**PROVIDED MATERIAL:**

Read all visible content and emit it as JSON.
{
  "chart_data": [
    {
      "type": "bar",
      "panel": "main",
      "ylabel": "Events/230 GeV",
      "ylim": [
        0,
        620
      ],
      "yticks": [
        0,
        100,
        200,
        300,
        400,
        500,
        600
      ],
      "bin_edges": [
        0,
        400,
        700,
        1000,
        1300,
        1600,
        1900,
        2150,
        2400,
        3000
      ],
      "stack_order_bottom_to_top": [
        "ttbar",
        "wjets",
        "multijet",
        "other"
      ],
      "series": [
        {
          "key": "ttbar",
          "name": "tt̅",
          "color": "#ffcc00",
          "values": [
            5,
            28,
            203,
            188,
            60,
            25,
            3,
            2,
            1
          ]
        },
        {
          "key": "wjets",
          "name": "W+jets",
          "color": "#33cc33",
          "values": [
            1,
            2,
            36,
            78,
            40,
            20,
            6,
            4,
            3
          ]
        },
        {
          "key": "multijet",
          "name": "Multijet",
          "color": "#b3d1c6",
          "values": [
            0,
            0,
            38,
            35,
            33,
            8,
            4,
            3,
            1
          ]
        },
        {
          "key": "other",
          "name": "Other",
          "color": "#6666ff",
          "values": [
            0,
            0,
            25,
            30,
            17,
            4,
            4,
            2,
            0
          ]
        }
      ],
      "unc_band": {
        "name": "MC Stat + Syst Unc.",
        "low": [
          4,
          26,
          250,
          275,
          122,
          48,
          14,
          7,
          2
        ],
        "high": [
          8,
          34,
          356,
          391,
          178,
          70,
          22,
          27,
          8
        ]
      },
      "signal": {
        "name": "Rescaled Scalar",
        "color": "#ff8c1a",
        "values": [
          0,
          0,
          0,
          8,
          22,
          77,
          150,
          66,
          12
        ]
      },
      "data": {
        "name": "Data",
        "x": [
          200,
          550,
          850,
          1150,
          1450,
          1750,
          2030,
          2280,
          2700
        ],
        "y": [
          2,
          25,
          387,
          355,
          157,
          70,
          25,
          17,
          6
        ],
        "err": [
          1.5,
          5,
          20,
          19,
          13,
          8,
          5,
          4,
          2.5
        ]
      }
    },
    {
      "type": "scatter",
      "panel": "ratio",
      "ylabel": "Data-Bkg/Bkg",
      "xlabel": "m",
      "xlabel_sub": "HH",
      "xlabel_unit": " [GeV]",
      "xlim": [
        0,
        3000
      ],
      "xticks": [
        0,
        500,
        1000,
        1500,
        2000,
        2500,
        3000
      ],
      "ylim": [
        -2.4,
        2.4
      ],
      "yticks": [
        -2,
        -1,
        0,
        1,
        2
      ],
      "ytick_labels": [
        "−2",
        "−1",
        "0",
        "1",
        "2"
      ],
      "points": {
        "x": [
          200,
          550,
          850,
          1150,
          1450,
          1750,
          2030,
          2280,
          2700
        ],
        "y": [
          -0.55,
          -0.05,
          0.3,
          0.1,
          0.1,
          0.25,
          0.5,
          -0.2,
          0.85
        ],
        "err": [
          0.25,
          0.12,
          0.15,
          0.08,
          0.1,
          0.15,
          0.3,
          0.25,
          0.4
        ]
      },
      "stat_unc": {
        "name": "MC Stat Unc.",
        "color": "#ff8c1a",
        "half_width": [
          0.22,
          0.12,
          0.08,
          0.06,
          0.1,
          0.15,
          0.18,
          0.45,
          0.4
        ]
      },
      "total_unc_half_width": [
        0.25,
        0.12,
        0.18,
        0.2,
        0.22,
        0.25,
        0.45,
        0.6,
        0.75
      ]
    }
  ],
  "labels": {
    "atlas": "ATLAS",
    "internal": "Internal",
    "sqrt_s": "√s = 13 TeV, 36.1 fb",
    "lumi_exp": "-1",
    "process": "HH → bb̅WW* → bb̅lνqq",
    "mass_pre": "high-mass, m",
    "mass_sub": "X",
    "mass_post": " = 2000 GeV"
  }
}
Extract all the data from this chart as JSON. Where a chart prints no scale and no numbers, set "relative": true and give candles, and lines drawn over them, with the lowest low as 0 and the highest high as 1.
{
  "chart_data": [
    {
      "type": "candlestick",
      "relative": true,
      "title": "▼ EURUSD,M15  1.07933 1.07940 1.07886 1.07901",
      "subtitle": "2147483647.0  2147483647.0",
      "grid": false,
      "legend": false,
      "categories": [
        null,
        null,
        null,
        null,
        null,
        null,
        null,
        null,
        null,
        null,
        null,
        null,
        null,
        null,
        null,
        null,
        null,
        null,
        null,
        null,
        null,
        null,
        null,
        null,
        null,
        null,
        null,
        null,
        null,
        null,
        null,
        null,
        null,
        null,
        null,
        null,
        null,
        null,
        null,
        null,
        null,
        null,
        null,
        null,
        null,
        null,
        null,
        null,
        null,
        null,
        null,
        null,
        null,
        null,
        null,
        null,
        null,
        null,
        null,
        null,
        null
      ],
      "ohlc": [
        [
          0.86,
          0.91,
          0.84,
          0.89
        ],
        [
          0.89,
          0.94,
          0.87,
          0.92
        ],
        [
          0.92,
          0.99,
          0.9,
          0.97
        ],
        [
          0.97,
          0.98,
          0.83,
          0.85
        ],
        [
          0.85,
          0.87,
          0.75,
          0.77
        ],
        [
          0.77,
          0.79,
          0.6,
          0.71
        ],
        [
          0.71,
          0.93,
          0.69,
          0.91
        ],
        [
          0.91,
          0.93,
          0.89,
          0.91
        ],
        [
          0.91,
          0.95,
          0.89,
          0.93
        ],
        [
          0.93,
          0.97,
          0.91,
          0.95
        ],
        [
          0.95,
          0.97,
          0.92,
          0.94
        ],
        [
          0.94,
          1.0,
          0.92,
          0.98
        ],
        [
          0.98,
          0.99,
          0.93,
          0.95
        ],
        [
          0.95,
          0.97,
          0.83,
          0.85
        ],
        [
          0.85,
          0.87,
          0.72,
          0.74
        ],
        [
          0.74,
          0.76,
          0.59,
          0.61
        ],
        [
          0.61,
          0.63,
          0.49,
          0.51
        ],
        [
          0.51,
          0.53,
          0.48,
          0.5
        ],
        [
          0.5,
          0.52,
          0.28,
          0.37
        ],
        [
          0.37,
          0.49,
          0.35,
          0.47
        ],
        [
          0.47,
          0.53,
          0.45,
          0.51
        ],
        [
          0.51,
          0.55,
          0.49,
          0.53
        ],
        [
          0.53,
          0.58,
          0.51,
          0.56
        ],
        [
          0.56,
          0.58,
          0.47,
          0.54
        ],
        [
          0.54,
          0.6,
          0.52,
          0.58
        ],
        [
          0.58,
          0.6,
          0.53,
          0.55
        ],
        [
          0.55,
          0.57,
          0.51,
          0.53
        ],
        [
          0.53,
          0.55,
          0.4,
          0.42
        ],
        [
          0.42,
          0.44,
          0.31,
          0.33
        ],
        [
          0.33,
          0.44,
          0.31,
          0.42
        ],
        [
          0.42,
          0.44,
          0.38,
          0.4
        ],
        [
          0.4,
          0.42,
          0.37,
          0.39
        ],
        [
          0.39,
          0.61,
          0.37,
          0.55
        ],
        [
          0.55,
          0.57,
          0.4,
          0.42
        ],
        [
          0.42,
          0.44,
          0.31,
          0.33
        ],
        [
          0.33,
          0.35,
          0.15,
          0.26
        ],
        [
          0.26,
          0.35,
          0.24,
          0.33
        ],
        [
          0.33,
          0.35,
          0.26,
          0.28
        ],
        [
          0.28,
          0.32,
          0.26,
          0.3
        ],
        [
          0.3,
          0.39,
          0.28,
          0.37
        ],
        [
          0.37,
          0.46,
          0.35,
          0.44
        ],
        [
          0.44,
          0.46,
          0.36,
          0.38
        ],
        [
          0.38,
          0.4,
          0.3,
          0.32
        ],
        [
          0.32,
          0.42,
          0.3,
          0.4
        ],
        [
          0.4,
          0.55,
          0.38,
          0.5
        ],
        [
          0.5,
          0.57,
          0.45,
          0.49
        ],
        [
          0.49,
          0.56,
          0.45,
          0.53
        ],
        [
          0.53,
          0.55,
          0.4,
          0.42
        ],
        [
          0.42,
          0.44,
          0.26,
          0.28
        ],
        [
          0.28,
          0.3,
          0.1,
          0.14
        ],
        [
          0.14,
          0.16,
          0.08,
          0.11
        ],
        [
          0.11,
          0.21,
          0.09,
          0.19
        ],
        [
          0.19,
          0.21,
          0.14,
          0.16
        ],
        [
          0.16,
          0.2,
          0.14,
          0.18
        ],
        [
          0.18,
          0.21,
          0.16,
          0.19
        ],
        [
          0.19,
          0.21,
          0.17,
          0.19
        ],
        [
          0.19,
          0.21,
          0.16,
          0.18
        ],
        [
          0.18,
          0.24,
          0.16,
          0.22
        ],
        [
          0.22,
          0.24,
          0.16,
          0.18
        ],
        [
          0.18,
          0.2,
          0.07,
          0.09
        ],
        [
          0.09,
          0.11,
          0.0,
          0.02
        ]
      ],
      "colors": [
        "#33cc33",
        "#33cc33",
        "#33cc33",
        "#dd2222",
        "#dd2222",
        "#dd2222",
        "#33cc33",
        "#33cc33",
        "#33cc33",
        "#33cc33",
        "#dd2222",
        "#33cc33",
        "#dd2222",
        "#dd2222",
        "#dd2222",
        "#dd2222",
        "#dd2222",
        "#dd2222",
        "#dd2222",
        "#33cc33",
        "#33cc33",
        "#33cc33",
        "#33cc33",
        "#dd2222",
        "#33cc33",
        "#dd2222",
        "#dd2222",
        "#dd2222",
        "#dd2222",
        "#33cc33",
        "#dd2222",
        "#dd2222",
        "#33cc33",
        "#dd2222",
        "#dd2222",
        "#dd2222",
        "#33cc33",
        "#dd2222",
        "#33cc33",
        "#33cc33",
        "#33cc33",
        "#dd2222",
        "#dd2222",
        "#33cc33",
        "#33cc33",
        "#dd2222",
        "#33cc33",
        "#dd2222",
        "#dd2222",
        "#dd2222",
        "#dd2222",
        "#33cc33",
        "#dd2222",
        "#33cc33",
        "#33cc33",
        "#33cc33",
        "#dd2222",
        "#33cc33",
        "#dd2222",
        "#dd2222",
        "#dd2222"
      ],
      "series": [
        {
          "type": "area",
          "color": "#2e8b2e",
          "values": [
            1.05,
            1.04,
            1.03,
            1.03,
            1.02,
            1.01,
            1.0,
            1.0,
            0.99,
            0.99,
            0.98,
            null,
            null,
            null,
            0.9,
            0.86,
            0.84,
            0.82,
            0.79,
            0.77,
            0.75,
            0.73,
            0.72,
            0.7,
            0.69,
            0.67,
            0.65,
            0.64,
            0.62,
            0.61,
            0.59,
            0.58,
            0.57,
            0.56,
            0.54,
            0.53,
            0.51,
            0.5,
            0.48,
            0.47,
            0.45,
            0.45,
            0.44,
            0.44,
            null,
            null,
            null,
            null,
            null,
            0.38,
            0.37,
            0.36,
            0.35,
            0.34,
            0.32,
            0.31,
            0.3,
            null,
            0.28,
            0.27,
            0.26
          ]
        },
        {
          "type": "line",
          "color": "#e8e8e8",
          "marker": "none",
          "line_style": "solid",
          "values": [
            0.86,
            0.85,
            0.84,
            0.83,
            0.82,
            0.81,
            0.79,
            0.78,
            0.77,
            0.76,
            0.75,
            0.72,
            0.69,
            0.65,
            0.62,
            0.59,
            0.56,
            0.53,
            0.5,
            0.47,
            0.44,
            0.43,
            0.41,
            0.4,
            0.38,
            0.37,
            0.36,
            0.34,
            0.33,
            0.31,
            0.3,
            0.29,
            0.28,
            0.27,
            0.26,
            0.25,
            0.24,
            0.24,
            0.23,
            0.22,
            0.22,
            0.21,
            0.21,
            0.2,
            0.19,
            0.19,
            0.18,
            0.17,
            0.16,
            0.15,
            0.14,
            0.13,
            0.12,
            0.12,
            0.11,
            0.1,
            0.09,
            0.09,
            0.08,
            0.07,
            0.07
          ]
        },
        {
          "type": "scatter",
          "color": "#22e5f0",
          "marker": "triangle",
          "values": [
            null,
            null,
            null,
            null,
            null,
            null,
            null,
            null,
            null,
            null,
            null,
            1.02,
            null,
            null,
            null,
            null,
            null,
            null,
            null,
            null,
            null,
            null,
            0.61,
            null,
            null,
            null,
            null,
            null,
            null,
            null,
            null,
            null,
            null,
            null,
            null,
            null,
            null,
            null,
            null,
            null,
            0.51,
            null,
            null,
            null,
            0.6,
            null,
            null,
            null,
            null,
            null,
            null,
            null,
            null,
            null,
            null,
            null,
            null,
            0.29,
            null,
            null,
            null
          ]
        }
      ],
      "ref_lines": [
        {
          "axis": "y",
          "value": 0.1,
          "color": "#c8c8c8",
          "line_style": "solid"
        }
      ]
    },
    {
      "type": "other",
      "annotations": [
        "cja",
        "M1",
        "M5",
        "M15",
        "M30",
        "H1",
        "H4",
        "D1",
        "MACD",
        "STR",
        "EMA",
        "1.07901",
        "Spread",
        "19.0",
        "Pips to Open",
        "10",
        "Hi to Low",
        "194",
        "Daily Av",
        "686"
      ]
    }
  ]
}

**SET TASK:**
Copy each line that contains the word "JSON".

**EXERCISE RESULT:**
Read all visible content and emit it as JSON.
Extract all the data from this chart as JSON. Where a chart prints no scale and no numbers, set "relative": true and give candles, and lines drawn over them, with the lowest low as 0 and the highest high as 1.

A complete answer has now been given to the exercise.